**** Material for this task
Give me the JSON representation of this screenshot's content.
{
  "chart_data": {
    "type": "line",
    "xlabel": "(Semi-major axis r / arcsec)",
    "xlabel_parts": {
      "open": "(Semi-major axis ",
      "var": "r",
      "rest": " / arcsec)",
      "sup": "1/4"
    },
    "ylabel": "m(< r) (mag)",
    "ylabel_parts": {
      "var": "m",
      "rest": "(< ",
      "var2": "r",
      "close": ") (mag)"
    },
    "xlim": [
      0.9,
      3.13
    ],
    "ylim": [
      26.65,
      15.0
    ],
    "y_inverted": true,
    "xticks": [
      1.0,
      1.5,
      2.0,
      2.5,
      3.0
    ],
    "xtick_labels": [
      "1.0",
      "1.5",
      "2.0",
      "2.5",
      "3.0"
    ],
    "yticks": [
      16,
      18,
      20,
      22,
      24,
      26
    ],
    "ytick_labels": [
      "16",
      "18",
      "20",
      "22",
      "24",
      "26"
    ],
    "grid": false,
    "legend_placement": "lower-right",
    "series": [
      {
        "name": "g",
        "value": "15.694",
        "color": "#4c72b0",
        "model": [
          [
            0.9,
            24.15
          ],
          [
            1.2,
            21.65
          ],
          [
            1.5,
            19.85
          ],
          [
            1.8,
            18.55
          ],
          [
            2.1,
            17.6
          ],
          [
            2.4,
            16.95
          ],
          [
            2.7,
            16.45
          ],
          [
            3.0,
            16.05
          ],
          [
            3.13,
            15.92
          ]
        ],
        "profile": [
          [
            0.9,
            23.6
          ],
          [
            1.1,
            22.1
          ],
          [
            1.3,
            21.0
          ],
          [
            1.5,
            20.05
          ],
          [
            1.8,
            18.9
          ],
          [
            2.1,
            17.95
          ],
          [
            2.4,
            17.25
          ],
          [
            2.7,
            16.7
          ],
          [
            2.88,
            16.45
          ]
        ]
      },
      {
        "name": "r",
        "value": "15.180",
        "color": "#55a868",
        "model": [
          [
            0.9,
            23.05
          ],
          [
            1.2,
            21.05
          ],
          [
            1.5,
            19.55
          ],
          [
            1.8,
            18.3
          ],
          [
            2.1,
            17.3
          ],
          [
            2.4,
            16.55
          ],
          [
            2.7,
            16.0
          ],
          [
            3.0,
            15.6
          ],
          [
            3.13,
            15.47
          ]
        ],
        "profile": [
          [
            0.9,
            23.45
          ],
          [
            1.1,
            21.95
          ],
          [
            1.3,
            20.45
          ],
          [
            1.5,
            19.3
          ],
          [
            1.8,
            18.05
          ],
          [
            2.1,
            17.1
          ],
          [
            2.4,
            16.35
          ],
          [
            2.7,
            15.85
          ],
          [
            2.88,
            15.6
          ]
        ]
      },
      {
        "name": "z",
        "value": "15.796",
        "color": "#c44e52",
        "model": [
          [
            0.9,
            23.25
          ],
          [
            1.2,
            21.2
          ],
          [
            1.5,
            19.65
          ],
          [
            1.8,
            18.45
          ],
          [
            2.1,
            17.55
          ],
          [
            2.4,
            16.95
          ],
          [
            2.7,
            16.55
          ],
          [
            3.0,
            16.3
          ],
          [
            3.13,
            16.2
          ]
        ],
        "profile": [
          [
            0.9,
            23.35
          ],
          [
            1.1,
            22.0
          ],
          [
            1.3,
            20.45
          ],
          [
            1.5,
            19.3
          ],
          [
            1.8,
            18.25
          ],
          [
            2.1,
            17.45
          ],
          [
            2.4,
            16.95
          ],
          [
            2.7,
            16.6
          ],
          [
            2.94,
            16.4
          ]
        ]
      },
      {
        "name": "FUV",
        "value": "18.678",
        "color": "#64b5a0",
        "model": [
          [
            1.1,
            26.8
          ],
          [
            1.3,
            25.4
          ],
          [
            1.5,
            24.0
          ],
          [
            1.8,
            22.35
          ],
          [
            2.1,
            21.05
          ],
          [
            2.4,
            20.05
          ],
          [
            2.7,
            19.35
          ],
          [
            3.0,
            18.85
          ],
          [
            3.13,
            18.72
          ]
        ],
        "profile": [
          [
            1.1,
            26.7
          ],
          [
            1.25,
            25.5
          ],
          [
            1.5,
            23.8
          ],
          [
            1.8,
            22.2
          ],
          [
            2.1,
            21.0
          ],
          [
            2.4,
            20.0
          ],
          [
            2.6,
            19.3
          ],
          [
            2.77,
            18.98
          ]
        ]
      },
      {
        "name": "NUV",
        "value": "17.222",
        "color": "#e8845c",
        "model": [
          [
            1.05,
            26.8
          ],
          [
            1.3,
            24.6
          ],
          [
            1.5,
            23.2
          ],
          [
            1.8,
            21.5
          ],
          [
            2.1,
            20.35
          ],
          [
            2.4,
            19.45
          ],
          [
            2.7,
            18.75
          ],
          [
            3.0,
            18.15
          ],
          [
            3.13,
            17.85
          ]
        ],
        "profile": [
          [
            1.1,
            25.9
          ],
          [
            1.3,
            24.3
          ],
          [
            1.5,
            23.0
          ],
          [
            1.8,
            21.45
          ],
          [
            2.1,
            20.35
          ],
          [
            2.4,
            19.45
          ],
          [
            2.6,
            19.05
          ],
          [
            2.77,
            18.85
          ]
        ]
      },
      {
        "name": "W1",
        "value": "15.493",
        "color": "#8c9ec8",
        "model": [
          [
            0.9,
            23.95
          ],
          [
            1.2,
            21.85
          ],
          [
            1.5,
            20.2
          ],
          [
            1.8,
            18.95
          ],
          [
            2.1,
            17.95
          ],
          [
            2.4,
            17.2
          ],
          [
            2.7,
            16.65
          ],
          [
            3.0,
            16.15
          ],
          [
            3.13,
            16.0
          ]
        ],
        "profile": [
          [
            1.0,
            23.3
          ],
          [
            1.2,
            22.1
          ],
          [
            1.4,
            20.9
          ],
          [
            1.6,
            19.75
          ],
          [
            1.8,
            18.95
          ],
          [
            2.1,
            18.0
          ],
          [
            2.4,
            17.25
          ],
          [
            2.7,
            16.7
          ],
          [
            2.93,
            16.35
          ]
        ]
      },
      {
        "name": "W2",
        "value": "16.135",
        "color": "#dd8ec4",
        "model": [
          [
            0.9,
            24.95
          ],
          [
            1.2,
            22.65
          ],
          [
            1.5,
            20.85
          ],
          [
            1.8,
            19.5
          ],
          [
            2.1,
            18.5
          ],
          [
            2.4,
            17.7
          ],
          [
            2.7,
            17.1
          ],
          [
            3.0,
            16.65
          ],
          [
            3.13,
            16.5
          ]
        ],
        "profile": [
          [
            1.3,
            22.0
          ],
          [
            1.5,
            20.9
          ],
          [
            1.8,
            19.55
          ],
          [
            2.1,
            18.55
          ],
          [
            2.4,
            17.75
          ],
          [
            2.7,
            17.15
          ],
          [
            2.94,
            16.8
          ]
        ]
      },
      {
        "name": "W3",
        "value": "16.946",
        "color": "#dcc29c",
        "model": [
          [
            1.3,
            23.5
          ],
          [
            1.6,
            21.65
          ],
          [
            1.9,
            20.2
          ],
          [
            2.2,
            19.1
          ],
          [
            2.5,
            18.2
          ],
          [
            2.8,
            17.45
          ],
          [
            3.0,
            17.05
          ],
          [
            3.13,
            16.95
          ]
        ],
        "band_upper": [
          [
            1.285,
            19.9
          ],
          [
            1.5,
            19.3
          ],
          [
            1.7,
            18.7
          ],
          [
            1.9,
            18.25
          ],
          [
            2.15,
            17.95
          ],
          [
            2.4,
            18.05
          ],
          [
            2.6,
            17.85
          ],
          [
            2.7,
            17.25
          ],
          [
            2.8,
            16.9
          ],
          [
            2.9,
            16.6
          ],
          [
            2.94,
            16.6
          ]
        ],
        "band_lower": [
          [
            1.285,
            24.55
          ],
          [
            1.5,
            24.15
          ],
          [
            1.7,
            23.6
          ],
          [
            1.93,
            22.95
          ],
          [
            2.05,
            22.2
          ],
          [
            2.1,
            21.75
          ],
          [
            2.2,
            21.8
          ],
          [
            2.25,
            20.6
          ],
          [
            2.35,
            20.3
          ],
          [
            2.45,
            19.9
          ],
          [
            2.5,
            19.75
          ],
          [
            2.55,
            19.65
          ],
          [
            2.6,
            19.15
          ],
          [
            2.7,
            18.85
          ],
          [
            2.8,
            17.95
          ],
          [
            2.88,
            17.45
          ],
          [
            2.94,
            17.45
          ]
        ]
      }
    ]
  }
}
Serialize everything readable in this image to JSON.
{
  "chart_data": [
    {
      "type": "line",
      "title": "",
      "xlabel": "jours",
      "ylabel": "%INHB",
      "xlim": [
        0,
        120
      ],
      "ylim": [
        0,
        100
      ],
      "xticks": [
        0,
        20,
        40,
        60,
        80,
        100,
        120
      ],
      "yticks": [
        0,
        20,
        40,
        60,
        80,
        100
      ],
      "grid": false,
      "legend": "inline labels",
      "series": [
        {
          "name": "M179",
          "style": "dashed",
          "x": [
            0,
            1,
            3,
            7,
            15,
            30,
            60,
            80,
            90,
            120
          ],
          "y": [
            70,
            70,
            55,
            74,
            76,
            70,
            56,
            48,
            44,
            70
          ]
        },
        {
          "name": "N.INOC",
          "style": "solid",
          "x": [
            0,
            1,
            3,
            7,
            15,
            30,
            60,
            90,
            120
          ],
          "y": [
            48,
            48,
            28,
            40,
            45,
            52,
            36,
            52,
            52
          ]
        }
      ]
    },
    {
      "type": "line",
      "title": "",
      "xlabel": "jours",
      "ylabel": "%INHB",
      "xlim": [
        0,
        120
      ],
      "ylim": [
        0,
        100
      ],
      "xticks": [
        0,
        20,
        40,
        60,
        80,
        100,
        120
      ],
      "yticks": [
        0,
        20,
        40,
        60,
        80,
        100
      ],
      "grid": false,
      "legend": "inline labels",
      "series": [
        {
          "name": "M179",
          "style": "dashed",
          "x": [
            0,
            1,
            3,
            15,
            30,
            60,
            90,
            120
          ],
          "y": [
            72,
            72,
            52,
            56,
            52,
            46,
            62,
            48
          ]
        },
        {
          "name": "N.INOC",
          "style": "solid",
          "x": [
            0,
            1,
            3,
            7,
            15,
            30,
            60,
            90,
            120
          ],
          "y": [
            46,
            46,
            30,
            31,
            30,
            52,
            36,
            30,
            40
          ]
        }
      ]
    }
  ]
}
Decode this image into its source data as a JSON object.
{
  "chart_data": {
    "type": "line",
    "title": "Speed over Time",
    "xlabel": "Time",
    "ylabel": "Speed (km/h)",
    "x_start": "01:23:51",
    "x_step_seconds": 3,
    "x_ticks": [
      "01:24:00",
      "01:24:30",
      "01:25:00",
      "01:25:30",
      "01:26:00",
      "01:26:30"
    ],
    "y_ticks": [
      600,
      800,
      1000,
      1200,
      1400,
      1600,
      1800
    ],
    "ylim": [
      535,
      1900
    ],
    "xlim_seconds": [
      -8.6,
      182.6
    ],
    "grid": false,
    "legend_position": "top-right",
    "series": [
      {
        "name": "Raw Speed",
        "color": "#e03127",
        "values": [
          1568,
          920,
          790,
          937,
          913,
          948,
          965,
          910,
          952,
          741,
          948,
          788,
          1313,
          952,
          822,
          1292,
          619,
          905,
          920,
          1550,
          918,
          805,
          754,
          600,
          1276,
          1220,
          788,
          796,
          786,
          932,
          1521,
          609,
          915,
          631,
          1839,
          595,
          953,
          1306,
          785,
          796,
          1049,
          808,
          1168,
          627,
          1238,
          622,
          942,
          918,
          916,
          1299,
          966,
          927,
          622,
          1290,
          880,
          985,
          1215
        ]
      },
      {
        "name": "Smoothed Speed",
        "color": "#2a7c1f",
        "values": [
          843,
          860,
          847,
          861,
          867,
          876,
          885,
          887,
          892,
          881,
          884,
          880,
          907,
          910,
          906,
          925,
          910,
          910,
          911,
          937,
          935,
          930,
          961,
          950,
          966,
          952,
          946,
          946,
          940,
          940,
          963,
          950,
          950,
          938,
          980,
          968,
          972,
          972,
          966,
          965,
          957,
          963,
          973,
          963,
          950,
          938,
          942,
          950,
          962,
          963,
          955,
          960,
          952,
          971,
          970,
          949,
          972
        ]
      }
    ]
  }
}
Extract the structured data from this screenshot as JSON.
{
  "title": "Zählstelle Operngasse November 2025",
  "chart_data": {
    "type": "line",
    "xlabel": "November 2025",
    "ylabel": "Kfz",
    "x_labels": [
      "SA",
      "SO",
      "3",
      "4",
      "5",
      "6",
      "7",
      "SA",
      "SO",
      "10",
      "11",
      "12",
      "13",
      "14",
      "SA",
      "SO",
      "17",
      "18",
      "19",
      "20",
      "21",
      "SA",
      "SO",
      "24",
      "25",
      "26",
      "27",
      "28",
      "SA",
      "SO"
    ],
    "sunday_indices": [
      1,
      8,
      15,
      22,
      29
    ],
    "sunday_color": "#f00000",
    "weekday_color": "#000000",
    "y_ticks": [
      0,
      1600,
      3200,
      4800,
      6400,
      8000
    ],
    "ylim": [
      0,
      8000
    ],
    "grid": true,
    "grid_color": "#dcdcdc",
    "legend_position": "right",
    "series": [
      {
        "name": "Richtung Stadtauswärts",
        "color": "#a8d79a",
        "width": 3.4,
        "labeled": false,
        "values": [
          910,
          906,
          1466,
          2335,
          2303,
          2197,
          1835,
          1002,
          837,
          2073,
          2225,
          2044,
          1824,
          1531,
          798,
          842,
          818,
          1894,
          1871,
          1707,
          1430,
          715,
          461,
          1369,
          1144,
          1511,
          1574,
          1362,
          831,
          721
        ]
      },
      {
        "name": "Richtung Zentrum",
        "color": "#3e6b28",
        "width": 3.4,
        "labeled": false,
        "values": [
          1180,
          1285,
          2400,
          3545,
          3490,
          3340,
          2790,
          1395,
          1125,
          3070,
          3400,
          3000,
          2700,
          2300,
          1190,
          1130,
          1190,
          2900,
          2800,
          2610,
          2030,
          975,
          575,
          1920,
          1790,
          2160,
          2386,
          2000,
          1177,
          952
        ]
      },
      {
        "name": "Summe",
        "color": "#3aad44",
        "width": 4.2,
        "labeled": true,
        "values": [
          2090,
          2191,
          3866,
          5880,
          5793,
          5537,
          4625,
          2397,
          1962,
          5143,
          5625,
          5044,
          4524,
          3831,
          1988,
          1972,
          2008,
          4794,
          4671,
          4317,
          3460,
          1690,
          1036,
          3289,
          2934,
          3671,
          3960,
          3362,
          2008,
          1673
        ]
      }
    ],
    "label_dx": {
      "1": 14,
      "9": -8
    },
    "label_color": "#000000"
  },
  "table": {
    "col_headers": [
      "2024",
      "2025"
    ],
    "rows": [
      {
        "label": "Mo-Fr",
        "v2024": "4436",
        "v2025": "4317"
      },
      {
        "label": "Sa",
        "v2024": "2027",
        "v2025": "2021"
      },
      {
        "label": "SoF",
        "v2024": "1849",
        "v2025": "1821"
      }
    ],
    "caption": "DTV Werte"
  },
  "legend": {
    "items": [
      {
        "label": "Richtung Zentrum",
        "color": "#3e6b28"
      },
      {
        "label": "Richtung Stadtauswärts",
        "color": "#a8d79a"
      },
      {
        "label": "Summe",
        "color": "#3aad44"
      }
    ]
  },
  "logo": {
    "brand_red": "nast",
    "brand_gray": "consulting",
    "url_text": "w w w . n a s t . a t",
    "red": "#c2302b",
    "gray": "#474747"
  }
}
********
▶ [What to work on] Tell how many lines of the material above hold "title", answering with a bare number.

▶ [Answer for the task] 4